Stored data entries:
★ ★ ★

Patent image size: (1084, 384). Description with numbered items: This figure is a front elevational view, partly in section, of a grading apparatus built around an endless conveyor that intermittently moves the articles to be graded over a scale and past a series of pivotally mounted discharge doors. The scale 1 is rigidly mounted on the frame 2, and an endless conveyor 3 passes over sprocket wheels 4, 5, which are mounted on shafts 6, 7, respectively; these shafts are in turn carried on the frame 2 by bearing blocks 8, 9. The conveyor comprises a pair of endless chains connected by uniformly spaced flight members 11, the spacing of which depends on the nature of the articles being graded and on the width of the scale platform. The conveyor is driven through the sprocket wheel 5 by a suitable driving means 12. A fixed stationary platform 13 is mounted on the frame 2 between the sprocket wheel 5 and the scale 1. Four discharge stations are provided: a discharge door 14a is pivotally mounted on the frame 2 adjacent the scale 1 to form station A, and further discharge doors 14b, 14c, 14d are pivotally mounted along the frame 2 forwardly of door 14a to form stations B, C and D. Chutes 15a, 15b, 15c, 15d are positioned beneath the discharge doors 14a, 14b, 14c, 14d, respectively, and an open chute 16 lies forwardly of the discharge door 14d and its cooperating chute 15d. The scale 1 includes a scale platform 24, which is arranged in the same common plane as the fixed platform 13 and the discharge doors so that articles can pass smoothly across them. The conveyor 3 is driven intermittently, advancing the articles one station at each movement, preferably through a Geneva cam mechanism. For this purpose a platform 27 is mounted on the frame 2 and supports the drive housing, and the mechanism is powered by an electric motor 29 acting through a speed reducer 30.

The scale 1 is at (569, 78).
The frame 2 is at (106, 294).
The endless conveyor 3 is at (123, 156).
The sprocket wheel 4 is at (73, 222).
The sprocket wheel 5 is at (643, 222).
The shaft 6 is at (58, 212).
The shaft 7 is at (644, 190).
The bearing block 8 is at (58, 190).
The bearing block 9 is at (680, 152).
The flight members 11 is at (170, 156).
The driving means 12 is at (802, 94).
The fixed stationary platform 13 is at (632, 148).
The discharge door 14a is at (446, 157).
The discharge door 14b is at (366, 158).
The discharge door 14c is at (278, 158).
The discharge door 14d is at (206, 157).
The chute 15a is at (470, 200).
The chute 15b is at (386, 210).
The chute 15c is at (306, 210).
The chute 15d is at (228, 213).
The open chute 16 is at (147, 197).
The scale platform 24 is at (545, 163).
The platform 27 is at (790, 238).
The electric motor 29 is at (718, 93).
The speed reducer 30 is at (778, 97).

★ ★ ★

Work required: Reproduce the lines of the entries verbatim, from the start of the entries through the line that contains "The bearing block 8 is at (58, 190).".

Solved exercise:
Patent image size: (1084, 384). Description with numbered items: This figure is a front elevational view, partly in section, of a grading apparatus built around an endless conveyor that intermittently moves the articles to be graded over a scale and past a series of pivotally mounted discharge doors. The scale 1 is rigidly mounted on the frame 2, and an endless conveyor 3 passes over sprocket wheels 4, 5, which are mounted on shafts 6, 7, respectively; these shafts are in turn carried on the frame 2 by bearing blocks 8, 9. The conveyor comprises a pair of endless chains connected by uniformly spaced flight members 11, the spacing of which depends on the nature of the articles being graded and on the width of the scale platform. The conveyor is driven through the sprocket wheel 5 by a suitable driving means 12. A fixed stationary platform 13 is mounted on the frame 2 between the sprocket wheel 5 and the scale 1. Four discharge stations are provided: a discharge door 14a is pivotally mounted on the frame 2 adjacent the scale 1 to form station A, and further discharge doors 14b, 14c, 14d are pivotally mounted along the frame 2 forwardly of door 14a to form stations B, C and D. Chutes 15a, 15b, 15c, 15d are positioned beneath the discharge doors 14a, 14b, 14c, 14d, respectively, and an open chute 16 lies forwardly of the discharge door 14d and its cooperating chute 15d. The scale 1 includes a scale platform 24, which is arranged in the same common plane as the fixed platform 13 and the discharge doors so that articles can pass smoothly across them. The conveyor 3 is driven intermittently, advancing the articles one station at each movement, preferably through a Geneva cam mechanism. For this purpose a platform 27 is mounted on the frame 2 and supports the drive housing, and the mechanism is powered by an electric motor 29 acting through a speed reducer 30.

The scale 1 is at (569, 78).
The frame 2 is at (106, 294).
The endless conveyor 3 is at (123, 156).
The sprocket wheel 4 is at (73, 222).
The sprocket wheel 5 is at (643, 222).
The shaft 6 is at (58, 212).
The shaft 7 is at (644, 190).
The bearing block 8 is at (58, 190).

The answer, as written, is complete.